[Figure data in JSON]

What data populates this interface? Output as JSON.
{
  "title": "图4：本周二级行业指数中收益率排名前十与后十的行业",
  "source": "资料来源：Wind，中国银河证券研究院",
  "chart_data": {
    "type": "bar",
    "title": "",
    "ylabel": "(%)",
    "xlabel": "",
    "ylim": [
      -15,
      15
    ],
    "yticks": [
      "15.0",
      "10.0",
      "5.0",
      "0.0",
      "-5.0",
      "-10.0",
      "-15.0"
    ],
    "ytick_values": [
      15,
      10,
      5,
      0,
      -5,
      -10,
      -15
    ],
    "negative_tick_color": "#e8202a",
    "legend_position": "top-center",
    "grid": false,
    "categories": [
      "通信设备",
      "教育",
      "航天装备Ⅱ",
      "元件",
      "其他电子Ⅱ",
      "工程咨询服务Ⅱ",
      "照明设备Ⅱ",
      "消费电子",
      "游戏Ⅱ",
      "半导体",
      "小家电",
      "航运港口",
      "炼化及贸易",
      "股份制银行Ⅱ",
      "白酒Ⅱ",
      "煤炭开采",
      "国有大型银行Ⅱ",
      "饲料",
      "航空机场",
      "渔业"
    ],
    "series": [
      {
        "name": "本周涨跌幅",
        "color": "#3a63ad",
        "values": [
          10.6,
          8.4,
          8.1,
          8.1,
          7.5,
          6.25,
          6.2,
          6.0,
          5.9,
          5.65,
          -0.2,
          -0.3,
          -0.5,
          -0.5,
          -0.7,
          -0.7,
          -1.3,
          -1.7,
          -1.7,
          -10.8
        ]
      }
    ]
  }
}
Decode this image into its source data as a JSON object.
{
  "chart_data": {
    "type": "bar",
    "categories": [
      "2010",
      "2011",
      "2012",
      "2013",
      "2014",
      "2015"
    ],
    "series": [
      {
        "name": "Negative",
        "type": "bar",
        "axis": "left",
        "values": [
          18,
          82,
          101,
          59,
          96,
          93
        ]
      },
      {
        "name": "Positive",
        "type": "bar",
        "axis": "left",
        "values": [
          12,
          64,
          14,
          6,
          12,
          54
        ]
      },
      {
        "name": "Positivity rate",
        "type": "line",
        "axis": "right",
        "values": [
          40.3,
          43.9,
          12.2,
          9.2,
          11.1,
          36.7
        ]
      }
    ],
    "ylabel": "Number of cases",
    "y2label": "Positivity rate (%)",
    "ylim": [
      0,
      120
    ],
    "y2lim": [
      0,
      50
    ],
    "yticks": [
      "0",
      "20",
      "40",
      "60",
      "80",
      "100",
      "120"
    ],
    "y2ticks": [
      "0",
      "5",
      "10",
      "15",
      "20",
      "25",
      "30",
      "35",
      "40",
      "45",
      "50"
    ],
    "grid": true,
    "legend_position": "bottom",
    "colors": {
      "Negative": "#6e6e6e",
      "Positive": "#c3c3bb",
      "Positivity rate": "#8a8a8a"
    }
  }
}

[Given task]
Write out the entries above word for word.

[Complete answer]
What data populates this interface? Output as JSON.
{
  "title": "图4：本周二级行业指数中收益率排名前十与后十的行业",
  "source": "资料来源：Wind，中国银河证券研究院",
  "chart_data": {
    "type": "bar",
    "title": "",
    "ylabel": "(%)",
    "xlabel": "",
    "ylim": [
      -15,
      15
    ],
    "yticks": [
      "15.0",
      "10.0",
      "5.0",
      "0.0",
      "-5.0",
      "-10.0",
      "-15.0"
    ],
    "ytick_values": [
      15,
      10,
      5,
      0,
      -5,
      -10,
      -15
    ],
    "negative_tick_color": "#e8202a",
    "legend_position": "top-center",
    "grid": false,
    "categories": [
      "通信设备",
      "教育",
      "航天装备Ⅱ",
      "元件",
      "其他电子Ⅱ",
      "工程咨询服务Ⅱ",
      "照明设备Ⅱ",
      "消费电子",
      "游戏Ⅱ",
      "半导体",
      "小家电",
      "航运港口",
      "炼化及贸易",
      "股份制银行Ⅱ",
      "白酒Ⅱ",
      "煤炭开采",
      "国有大型银行Ⅱ",
      "饲料",
      "航空机场",
      "渔业"
    ],
    "series": [
      {
        "name": "本周涨跌幅",
        "color": "#3a63ad",
        "values": [
          10.6,
          8.4,
          8.1,
          8.1,
          7.5,
          6.25,
          6.2,
          6.0,
          5.9,
          5.65,
          -0.2,
          -0.3,
          -0.5,
          -0.5,
          -0.7,
          -0.7,
          -1.3,
          -1.7,
          -1.7,
          -10.8
        ]
      }
    ]
  }
}
Decode this image into its source data as a JSON object.
{
  "chart_data": {
    "type": "bar",
    "categories": [
      "2010",
      "2011",
      "2012",
      "2013",
      "2014",
      "2015"
    ],
    "series": [
      {
        "name": "Negative",
        "type": "bar",
        "axis": "left",
        "values": [
          18,
          82,
          101,
          59,
          96,
          93
        ]
      },
      {
        "name": "Positive",
        "type": "bar",
        "axis": "left",
        "values": [
          12,
          64,
          14,
          6,
          12,
          54
        ]
      },
      {
        "name": "Positivity rate",
        "type": "line",
        "axis": "right",
        "values": [
          40.3,
          43.9,
          12.2,
          9.2,
          11.1,
          36.7
        ]
      }
    ],
    "ylabel": "Number of cases",
    "y2label": "Positivity rate (%)",
    "ylim": [
      0,
      120
    ],
    "y2lim": [
      0,
      50
    ],
    "yticks": [
      "0",
      "20",
      "40",
      "60",
      "80",
      "100",
      "120"
    ],
    "y2ticks": [
      "0",
      "5",
      "10",
      "15",
      "20",
      "25",
      "30",
      "35",
      "40",
      "45",
      "50"
    ],
    "grid": true,
    "legend_position": "bottom",
    "colors": {
      "Negative": "#6e6e6e",
      "Positive": "#c3c3bb",
      "Positivity rate": "#8a8a8a"
    }
  }
}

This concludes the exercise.